Stated problem
Locate every line in the records below that holds the word "vente" and return each one.

(Entries with figure data)
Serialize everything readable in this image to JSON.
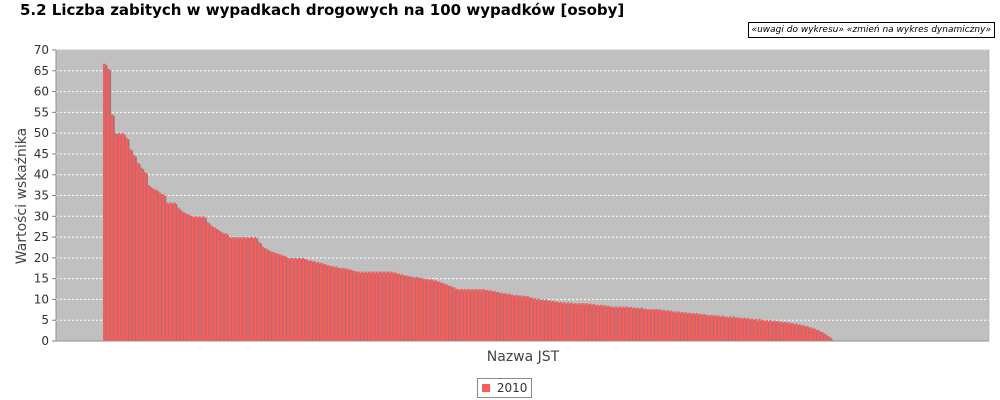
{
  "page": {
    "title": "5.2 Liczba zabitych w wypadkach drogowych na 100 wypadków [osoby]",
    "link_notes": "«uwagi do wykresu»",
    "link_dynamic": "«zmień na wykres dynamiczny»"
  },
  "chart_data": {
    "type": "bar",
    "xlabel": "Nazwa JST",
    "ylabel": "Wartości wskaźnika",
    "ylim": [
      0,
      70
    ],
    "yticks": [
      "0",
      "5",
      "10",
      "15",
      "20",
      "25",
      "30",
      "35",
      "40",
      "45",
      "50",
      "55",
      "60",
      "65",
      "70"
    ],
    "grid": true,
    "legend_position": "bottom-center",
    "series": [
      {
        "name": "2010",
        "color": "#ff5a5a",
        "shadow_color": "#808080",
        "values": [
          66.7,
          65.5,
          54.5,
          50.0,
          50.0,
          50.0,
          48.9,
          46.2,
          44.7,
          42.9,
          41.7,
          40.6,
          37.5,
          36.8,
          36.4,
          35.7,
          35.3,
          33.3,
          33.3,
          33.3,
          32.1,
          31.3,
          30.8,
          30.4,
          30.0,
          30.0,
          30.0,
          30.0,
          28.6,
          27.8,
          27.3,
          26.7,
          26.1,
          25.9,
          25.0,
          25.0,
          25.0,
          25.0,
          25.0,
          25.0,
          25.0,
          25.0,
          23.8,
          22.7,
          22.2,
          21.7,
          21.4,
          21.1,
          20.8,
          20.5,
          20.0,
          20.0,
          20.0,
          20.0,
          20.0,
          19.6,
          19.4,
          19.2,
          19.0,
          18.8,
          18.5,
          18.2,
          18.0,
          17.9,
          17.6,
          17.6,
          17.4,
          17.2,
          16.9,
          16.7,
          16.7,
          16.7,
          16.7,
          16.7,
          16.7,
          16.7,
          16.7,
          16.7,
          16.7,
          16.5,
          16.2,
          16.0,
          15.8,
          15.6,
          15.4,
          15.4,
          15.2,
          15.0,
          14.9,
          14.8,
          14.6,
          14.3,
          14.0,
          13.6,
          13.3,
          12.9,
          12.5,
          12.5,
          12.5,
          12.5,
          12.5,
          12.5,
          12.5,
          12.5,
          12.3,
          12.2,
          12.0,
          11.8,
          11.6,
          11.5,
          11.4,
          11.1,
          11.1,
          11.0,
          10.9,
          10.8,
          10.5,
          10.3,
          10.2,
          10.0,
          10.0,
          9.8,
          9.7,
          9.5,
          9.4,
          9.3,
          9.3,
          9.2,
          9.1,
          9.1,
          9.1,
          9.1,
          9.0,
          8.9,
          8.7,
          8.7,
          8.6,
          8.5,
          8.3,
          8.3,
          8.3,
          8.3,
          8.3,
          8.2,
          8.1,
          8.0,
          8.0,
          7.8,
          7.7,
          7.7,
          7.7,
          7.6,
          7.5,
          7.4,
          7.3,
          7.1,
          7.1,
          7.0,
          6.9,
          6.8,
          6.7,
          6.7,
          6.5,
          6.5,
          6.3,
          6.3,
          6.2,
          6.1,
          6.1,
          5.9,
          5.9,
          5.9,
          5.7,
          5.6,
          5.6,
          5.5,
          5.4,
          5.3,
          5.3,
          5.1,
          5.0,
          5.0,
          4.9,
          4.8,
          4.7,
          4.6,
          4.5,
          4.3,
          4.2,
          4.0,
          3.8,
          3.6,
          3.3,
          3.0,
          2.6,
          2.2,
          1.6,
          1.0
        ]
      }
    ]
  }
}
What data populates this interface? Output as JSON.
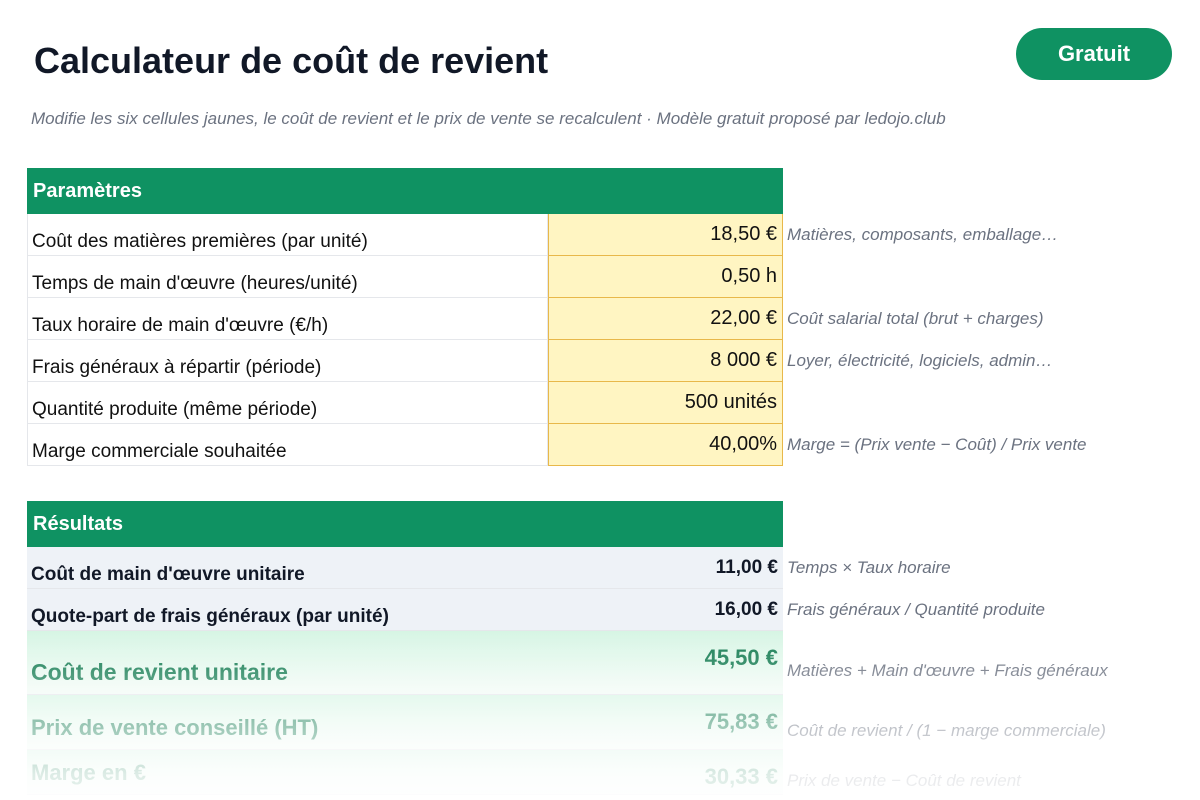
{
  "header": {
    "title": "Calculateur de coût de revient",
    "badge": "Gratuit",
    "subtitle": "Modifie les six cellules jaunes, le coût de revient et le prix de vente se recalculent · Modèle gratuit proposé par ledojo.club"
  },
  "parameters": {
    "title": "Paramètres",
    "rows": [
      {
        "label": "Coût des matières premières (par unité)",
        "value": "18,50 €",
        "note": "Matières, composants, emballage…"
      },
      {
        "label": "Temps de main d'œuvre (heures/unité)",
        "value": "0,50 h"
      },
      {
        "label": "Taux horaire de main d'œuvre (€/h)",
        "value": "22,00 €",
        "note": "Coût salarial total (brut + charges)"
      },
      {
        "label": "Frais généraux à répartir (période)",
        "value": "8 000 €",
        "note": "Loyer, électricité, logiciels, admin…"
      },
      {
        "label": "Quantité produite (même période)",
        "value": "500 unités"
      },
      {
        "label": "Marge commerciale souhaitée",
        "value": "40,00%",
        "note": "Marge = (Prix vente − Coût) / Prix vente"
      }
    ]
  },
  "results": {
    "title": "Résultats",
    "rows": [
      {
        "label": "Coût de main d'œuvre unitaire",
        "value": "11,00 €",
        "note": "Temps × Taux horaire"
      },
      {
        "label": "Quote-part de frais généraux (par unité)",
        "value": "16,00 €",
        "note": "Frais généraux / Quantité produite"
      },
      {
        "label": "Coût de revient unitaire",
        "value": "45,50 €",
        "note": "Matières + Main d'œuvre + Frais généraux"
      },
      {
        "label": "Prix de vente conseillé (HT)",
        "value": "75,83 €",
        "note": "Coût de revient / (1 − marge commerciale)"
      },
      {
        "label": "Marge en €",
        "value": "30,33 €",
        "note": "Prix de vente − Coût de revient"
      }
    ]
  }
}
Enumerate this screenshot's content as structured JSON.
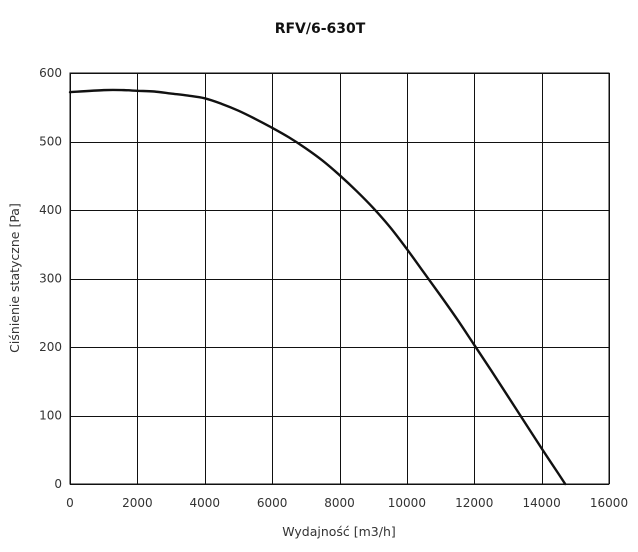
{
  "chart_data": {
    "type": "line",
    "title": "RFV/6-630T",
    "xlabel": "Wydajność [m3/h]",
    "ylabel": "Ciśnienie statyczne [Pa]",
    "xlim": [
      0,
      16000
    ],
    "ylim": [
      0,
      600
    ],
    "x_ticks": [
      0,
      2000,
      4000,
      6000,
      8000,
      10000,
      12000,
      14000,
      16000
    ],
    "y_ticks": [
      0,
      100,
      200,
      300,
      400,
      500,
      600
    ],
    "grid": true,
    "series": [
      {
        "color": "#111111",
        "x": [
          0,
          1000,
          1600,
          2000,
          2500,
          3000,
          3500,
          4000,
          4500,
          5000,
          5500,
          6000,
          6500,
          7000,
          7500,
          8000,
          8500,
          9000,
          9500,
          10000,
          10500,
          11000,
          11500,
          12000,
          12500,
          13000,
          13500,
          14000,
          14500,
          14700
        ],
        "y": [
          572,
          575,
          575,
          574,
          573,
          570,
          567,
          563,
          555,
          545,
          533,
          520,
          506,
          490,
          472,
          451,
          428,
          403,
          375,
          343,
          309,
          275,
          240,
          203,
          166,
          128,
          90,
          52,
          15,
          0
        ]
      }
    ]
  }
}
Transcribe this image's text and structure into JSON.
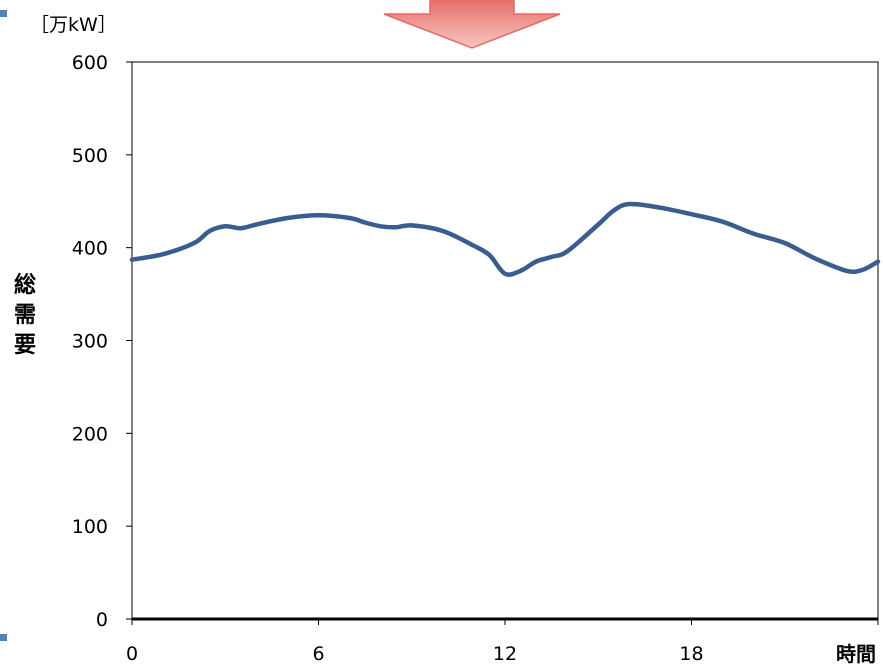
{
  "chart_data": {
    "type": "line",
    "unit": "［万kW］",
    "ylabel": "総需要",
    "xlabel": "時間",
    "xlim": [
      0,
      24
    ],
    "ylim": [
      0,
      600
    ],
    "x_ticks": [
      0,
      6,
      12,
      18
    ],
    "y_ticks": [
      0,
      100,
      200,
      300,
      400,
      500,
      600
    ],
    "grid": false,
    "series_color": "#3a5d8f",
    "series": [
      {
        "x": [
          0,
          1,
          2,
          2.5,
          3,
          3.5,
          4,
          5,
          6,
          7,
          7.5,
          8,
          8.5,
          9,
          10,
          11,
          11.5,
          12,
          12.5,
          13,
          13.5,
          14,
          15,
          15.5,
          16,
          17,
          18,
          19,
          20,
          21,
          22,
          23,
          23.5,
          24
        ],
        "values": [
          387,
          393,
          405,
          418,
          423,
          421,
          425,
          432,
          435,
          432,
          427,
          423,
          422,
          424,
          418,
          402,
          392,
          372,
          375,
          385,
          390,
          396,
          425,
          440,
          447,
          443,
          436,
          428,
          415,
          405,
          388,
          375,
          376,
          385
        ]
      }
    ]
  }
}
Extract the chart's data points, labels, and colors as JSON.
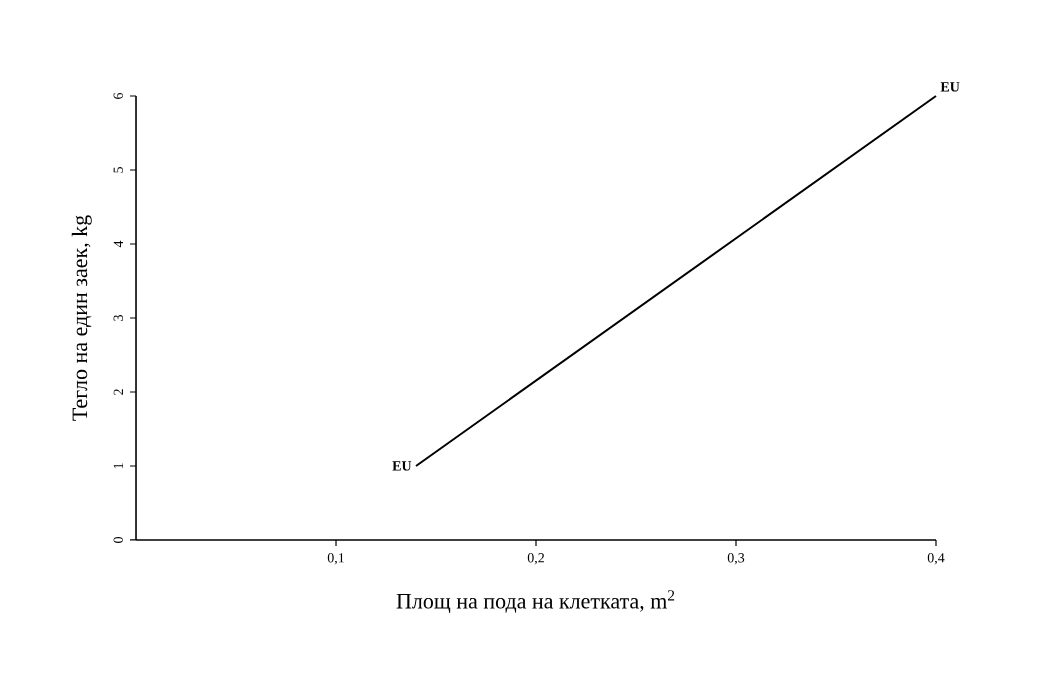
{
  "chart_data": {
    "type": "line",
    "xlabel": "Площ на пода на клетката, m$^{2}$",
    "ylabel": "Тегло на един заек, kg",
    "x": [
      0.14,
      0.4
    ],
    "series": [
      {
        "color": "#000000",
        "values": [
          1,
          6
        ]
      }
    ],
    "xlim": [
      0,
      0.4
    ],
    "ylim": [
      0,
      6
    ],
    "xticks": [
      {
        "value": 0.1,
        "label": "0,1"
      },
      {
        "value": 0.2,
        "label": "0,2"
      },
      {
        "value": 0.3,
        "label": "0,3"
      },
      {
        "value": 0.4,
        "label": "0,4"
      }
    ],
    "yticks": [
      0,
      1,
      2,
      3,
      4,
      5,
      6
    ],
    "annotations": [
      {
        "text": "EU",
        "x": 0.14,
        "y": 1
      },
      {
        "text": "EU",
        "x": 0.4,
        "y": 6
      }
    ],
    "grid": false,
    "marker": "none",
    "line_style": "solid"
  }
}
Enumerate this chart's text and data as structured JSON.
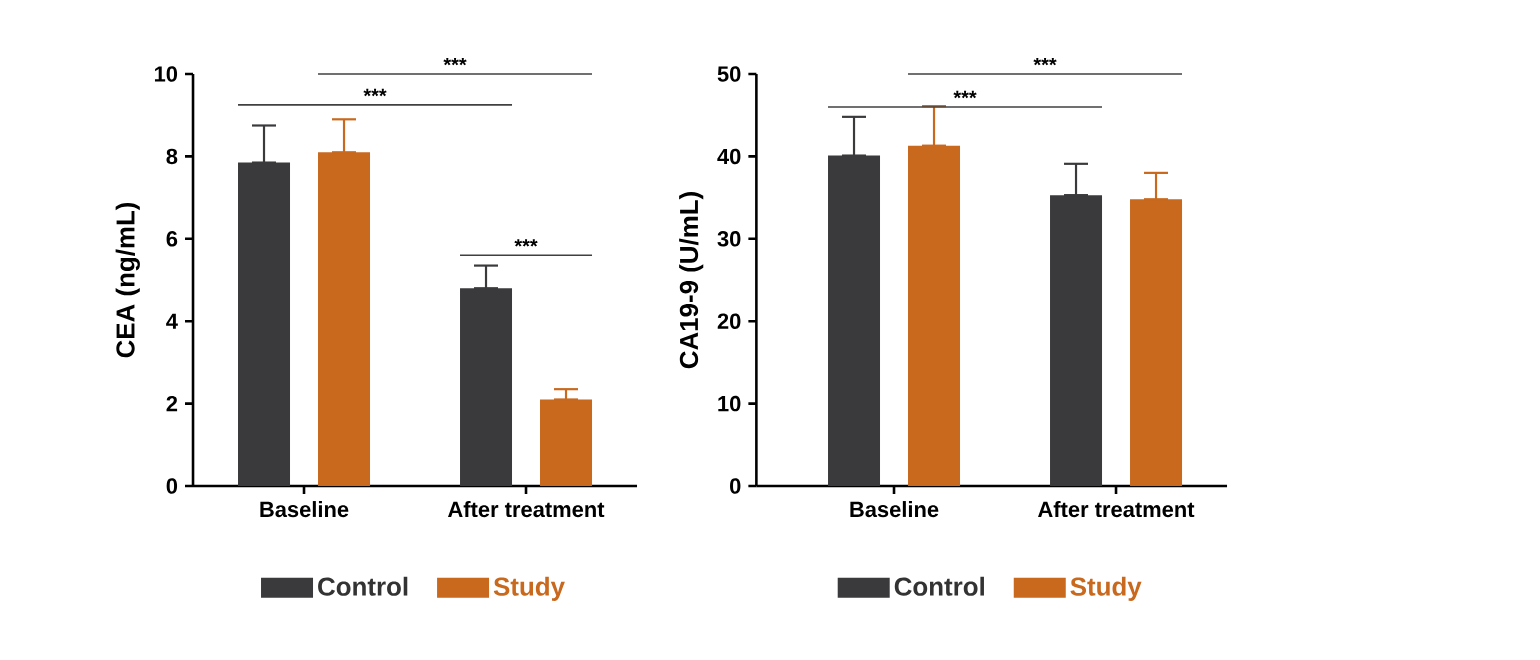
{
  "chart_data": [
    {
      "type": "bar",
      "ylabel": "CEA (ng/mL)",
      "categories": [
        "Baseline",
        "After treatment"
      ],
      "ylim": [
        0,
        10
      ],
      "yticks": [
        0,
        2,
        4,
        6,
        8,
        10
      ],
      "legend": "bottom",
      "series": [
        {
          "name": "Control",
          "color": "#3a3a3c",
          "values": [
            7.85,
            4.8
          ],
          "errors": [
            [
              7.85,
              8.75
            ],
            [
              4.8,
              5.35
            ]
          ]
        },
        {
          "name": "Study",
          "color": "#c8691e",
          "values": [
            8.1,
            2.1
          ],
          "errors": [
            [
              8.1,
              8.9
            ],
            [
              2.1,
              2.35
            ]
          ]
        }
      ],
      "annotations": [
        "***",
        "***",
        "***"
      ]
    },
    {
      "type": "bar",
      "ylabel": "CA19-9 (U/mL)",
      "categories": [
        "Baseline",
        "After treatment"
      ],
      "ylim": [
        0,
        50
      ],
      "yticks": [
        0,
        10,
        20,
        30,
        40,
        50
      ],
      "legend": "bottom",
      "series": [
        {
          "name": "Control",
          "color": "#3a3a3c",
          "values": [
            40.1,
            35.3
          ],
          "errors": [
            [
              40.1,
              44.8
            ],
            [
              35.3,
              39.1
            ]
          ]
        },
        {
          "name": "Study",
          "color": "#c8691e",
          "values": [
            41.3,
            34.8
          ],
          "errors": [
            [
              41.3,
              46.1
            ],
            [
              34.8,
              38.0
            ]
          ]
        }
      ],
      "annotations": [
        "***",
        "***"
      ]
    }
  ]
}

Output of the task
    "subtitle": "Modifie les six cellules jaunes, le coût de revient et le prix de vente se recalculent · Modèle gratuit proposé par ledojo.club"
        "note": "Marge = (Prix vente − Coût) / Prix vente"
        "label": "Prix de vente conseillé (HT)",
        "note": "Prix de vente − Coût de revient"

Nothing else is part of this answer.